Task: Extract each line from the entries below that has the string "Notification" in it.

________________________________________

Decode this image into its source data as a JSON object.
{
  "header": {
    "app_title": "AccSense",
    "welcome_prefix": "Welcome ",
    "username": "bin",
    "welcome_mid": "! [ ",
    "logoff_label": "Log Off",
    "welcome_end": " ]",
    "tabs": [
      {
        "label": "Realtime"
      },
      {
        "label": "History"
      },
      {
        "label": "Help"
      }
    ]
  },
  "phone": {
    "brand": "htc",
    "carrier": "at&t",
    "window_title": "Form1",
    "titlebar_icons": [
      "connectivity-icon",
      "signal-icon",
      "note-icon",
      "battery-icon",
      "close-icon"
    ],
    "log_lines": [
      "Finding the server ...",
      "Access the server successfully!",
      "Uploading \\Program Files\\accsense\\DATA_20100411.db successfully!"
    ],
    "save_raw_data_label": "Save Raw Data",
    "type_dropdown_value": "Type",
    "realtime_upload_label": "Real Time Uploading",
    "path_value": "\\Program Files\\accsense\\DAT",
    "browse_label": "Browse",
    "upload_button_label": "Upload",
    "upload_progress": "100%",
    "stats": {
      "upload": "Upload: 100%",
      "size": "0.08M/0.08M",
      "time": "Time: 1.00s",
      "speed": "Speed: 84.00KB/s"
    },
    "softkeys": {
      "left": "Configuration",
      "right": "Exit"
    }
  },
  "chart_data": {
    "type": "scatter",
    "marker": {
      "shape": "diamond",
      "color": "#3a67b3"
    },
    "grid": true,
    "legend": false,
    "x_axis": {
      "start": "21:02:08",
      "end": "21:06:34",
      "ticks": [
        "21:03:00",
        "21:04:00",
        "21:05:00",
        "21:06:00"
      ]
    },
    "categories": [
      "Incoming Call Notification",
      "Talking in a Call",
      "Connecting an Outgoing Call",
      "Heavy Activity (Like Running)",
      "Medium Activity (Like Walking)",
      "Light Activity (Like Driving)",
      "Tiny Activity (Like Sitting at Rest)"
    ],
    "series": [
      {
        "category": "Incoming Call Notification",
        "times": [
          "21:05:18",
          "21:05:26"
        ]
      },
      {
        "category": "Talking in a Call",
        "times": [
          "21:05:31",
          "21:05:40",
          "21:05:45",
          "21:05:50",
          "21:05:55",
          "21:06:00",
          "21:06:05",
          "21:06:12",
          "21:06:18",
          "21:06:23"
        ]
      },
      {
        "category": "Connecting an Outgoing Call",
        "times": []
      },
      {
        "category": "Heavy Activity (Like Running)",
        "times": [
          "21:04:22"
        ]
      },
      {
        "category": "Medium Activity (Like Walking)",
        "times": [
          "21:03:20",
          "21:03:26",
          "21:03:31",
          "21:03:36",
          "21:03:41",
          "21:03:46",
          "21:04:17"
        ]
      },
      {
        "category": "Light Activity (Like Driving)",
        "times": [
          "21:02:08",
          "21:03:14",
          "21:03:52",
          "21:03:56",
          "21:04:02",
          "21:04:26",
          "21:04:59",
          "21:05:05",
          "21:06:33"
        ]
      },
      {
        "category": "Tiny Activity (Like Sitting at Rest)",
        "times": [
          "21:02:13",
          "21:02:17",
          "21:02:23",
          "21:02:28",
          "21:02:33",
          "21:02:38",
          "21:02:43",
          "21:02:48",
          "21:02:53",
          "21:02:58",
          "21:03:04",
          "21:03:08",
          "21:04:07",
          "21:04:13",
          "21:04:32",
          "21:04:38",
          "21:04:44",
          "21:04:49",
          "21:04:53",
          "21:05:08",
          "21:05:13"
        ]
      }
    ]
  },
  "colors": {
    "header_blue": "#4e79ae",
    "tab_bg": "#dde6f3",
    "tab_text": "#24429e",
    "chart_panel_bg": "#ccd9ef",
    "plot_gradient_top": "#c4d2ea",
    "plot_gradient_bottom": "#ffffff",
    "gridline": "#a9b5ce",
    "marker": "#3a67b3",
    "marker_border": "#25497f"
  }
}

________________________________________

Problem solution:
      "Incoming Call Notification",
        "category": "Incoming Call Notification",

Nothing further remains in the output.